**Written instruction:** Number each line of the rows below as its own list item, skipping any blank lines.

**Data section:**
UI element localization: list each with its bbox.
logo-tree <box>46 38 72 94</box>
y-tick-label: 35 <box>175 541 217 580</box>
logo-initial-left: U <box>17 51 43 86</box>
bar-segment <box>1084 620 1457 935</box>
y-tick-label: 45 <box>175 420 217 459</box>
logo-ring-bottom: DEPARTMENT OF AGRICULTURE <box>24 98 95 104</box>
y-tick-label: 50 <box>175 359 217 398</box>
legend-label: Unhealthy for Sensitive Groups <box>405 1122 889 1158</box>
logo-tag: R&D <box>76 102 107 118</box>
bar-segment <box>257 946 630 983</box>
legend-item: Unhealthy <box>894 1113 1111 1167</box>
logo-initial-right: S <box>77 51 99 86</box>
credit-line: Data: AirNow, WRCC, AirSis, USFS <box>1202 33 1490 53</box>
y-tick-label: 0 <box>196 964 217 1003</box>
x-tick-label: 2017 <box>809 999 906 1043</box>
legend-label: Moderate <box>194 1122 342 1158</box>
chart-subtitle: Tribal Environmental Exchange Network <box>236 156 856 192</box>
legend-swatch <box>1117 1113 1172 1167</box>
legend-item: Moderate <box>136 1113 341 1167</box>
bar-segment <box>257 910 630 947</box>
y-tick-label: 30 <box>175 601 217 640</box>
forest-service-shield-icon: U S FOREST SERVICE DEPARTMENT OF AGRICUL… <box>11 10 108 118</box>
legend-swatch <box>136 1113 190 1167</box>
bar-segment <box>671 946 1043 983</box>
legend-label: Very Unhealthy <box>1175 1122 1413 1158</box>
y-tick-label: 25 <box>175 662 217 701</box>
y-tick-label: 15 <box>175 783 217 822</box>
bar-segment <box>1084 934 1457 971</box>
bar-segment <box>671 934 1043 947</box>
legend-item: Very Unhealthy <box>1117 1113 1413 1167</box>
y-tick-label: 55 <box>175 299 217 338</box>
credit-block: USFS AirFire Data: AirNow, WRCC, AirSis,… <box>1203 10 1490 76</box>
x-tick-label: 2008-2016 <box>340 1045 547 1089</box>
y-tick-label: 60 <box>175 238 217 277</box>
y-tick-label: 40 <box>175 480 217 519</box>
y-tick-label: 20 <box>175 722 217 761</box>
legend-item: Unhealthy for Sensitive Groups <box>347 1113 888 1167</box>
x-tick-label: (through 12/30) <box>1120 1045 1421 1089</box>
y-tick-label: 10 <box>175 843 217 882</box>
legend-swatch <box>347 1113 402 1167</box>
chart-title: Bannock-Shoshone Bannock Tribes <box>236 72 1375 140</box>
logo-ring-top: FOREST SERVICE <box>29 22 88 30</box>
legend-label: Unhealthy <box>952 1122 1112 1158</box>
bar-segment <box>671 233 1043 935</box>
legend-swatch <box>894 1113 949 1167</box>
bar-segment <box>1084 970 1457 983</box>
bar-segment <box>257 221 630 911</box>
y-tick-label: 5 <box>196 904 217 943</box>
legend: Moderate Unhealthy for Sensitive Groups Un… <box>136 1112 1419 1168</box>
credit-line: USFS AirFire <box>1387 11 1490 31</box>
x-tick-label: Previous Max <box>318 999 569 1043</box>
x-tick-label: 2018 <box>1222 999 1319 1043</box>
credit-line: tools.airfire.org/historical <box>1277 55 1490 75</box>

**Answer to this problem:**
1. UI element localization: list each with its bbox.
2. logo-tree <box>46 38 72 94</box>
3. y-tick-label: 35 <box>175 541 217 580</box>
4. logo-initial-left: U <box>17 51 43 86</box>
5. bar-segment <box>1084 620 1457 935</box>
6. y-tick-label: 45 <box>175 420 217 459</box>
7. logo-ring-bottom: DEPARTMENT OF AGRICULTURE <box>24 98 95 104</box>
8. y-tick-label: 50 <box>175 359 217 398</box>
9. legend-label: Unhealthy for Sensitive Groups <box>405 1122 889 1158</box>
10. logo-tag: R&D <box>76 102 107 118</box>
11. bar-segment <box>257 946 630 983</box>
12. legend-item: Unhealthy <box>894 1113 1111 1167</box>
13. logo-initial-right: S <box>77 51 99 86</box>
14. credit-line: Data: AirNow, WRCC, AirSis, USFS <box>1202 33 1490 53</box>
15. y-tick-label: 0 <box>196 964 217 1003</box>
16. x-tick-label: 2017 <box>809 999 906 1043</box>
17. legend-label: Moderate <box>194 1122 342 1158</box>
18. chart-subtitle: Tribal Environmental Exchange Network <box>236 156 856 192</box>
19. legend-swatch <box>1117 1113 1172 1167</box>
20. legend-item: Moderate <box>136 1113 341 1167</box>
21. bar-segment <box>257 910 630 947</box>
22. y-tick-label: 30 <box>175 601 217 640</box>
23. forest-service-shield-icon: U S FOREST SERVICE DEPARTMENT OF AGRICUL… <box>11 10 108 118</box>
24. legend-swatch <box>136 1113 190 1167</box>
25. bar-segment <box>671 946 1043 983</box>
26. legend-label: Very Unhealthy <box>1175 1122 1413 1158</box>
27. y-tick-label: 25 <box>175 662 217 701</box>
28. y-tick-label: 15 <box>175 783 217 822</box>
29. bar-segment <box>1084 934 1457 971</box>
30. bar-segment <box>671 934 1043 947</box>
31. legend-item: Very Unhealthy <box>1117 1113 1413 1167</box>
32. y-tick-label: 55 <box>175 299 217 338</box>
33. credit-block: USFS AirFire Data: AirNow, WRCC, AirSis,… <box>1203 10 1490 76</box>
34. x-tick-label: 2008-2016 <box>340 1045 547 1089</box>
35. y-tick-label: 60 <box>175 238 217 277</box>
36. y-tick-label: 40 <box>175 480 217 519</box>
37. y-tick-label: 20 <box>175 722 217 761</box>
38. legend-item: Unhealthy for Sensitive Groups <box>347 1113 888 1167</box>
39. x-tick-label: (through 12/30) <box>1120 1045 1421 1089</box>
40. y-tick-label: 10 <box>175 843 217 882</box>
41. legend-swatch <box>347 1113 402 1167</box>
42. chart-title: Bannock-Shoshone Bannock Tribes <box>236 72 1375 140</box>
43. logo-ring-top: FOREST SERVICE <box>29 22 88 30</box>
44. legend-label: Unhealthy <box>952 1122 1112 1158</box>
45. bar-segment <box>671 233 1043 935</box>
46. legend-swatch <box>894 1113 949 1167</box>
47. bar-segment <box>1084 970 1457 983</box>
48. bar-segment <box>257 221 630 911</box>
49. y-tick-label: 5 <box>196 904 217 943</box>
50. legend: Moderate Unhealthy for Sensitive Groups Un… <box>136 1112 1419 1168</box>
51. credit-line: USFS AirFire <box>1387 11 1490 31</box>
52. x-tick-label: Previous Max <box>318 999 569 1043</box>
53. x-tick-label: 2018 <box>1222 999 1319 1043</box>
54. credit-line: tools.airfire.org/historical <box>1277 55 1490 75</box>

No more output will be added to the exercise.